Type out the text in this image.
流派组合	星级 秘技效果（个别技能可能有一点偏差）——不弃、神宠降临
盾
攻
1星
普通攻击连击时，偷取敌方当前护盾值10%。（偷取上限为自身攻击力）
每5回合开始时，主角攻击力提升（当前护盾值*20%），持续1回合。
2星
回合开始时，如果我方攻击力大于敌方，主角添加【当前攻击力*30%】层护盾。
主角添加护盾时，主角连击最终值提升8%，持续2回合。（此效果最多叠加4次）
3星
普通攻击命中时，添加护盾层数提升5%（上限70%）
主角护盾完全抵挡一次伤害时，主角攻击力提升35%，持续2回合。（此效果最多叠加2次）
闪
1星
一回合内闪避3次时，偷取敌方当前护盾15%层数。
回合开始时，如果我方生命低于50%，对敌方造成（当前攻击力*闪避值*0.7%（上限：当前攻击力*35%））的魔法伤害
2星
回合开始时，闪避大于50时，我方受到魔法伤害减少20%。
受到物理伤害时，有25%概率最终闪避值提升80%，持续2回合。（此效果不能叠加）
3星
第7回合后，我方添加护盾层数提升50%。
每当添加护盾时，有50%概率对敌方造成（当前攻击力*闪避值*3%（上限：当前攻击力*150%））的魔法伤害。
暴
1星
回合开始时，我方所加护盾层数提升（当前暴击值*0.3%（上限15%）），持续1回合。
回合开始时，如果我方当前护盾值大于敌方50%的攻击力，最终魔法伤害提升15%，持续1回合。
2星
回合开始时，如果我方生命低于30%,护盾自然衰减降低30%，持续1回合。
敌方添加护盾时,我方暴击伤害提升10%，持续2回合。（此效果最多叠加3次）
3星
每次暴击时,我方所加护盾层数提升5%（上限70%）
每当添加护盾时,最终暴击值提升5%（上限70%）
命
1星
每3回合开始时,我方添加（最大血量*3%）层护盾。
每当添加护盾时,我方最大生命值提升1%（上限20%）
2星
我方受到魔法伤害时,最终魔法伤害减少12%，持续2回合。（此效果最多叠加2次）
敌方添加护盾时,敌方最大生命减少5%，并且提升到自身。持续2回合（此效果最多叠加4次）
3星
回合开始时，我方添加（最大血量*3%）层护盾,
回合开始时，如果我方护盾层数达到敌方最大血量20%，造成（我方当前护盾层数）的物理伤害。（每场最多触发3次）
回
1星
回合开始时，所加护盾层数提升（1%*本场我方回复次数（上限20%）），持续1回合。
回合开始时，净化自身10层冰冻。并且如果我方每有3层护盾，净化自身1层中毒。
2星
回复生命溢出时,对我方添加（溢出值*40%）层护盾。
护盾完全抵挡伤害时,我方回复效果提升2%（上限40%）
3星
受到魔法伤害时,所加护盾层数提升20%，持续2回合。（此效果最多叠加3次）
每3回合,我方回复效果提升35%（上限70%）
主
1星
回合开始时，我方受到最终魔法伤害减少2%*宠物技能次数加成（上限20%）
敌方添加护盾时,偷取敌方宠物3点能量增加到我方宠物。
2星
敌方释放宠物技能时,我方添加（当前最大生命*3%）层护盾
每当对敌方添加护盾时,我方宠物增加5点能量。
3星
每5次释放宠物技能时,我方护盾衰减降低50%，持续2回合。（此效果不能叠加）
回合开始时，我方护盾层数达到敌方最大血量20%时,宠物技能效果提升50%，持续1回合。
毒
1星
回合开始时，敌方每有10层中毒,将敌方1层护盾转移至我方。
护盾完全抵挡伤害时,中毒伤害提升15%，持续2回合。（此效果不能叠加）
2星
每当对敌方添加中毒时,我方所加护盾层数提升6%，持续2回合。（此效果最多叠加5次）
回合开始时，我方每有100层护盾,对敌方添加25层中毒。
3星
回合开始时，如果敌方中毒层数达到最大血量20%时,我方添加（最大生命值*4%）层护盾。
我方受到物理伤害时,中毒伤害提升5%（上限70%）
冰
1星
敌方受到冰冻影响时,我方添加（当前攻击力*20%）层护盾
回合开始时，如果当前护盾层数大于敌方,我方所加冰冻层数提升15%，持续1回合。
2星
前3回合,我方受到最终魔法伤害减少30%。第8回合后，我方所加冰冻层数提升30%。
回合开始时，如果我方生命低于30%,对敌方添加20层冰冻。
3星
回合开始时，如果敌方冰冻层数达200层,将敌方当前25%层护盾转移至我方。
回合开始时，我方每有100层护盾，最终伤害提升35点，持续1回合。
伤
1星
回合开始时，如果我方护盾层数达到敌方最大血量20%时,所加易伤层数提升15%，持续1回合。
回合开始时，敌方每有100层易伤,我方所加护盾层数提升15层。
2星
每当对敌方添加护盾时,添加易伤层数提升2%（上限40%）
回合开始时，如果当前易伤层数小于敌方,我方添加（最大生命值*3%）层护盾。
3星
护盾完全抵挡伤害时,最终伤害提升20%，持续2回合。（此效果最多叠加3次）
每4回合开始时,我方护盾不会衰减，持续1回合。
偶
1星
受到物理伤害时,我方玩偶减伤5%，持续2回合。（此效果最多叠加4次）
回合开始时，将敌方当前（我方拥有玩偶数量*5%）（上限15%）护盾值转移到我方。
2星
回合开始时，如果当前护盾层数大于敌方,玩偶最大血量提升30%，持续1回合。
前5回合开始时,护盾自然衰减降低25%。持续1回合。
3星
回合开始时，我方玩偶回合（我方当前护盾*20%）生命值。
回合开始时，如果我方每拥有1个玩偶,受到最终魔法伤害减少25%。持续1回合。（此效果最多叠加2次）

GIVEN REQUEST -> Read the entries and show each line that mentions "如果当前护盾层数大于敌方".

SOLUTION ->
回合开始时，如果当前护盾层数大于敌方,我方所加冰冻层数提升15%，持续1回合。
回合开始时，如果当前护盾层数大于敌方,玩偶最大血量提升30%，持续1回合。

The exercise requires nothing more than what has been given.